> Exercise input:
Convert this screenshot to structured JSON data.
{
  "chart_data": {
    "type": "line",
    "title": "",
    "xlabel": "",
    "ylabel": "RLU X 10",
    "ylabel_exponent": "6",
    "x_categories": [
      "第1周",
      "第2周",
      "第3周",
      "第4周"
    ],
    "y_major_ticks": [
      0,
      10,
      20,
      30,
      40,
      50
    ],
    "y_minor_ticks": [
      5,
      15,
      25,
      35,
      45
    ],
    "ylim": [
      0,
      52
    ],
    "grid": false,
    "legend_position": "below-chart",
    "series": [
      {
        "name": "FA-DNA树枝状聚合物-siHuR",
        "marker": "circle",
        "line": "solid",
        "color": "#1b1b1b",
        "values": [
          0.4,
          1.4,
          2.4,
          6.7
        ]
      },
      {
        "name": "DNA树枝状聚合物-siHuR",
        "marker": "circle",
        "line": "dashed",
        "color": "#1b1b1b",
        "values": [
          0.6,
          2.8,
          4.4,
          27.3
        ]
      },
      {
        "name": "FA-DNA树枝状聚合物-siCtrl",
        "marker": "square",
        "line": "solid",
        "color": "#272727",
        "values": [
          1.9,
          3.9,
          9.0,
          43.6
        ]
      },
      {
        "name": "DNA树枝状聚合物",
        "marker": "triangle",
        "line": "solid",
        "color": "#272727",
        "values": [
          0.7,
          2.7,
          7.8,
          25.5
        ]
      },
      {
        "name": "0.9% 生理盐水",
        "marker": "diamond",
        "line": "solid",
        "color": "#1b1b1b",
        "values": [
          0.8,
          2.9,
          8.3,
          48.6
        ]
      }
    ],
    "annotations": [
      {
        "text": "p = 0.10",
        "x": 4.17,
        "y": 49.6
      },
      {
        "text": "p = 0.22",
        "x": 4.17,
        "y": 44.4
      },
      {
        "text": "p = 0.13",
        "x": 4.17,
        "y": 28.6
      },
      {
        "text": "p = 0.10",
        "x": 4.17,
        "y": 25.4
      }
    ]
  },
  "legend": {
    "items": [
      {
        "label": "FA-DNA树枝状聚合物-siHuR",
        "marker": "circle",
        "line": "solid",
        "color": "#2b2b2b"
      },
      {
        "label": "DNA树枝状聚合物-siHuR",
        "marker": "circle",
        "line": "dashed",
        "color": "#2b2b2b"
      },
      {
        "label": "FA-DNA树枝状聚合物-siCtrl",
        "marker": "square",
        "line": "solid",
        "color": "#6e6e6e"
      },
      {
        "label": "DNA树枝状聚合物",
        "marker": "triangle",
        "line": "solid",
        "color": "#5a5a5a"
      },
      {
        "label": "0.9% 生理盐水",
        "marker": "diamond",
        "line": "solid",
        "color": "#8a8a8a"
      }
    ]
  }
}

> Exercise requirements:
Write an exact transcription of every entry above.

> Finished answer:
Convert this screenshot to structured JSON data.
{
  "chart_data": {
    "type": "line",
    "title": "",
    "xlabel": "",
    "ylabel": "RLU X 10",
    "ylabel_exponent": "6",
    "x_categories": [
      "第1周",
      "第2周",
      "第3周",
      "第4周"
    ],
    "y_major_ticks": [
      0,
      10,
      20,
      30,
      40,
      50
    ],
    "y_minor_ticks": [
      5,
      15,
      25,
      35,
      45
    ],
    "ylim": [
      0,
      52
    ],
    "grid": false,
    "legend_position": "below-chart",
    "series": [
      {
        "name": "FA-DNA树枝状聚合物-siHuR",
        "marker": "circle",
        "line": "solid",
        "color": "#1b1b1b",
        "values": [
          0.4,
          1.4,
          2.4,
          6.7
        ]
      },
      {
        "name": "DNA树枝状聚合物-siHuR",
        "marker": "circle",
        "line": "dashed",
        "color": "#1b1b1b",
        "values": [
          0.6,
          2.8,
          4.4,
          27.3
        ]
      },
      {
        "name": "FA-DNA树枝状聚合物-siCtrl",
        "marker": "square",
        "line": "solid",
        "color": "#272727",
        "values": [
          1.9,
          3.9,
          9.0,
          43.6
        ]
      },
      {
        "name": "DNA树枝状聚合物",
        "marker": "triangle",
        "line": "solid",
        "color": "#272727",
        "values": [
          0.7,
          2.7,
          7.8,
          25.5
        ]
      },
      {
        "name": "0.9% 生理盐水",
        "marker": "diamond",
        "line": "solid",
        "color": "#1b1b1b",
        "values": [
          0.8,
          2.9,
          8.3,
          48.6
        ]
      }
    ],
    "annotations": [
      {
        "text": "p = 0.10",
        "x": 4.17,
        "y": 49.6
      },
      {
        "text": "p = 0.22",
        "x": 4.17,
        "y": 44.4
      },
      {
        "text": "p = 0.13",
        "x": 4.17,
        "y": 28.6
      },
      {
        "text": "p = 0.10",
        "x": 4.17,
        "y": 25.4
      }
    ]
  },
  "legend": {
    "items": [
      {
        "label": "FA-DNA树枝状聚合物-siHuR",
        "marker": "circle",
        "line": "solid",
        "color": "#2b2b2b"
      },
      {
        "label": "DNA树枝状聚合物-siHuR",
        "marker": "circle",
        "line": "dashed",
        "color": "#2b2b2b"
      },
      {
        "label": "FA-DNA树枝状聚合物-siCtrl",
        "marker": "square",
        "line": "solid",
        "color": "#6e6e6e"
      },
      {
        "label": "DNA树枝状聚合物",
        "marker": "triangle",
        "line": "solid",
        "color": "#5a5a5a"
      },
      {
        "label": "0.9% 生理盐水",
        "marker": "diamond",
        "line": "solid",
        "color": "#8a8a8a"
      }
    ]
  }
}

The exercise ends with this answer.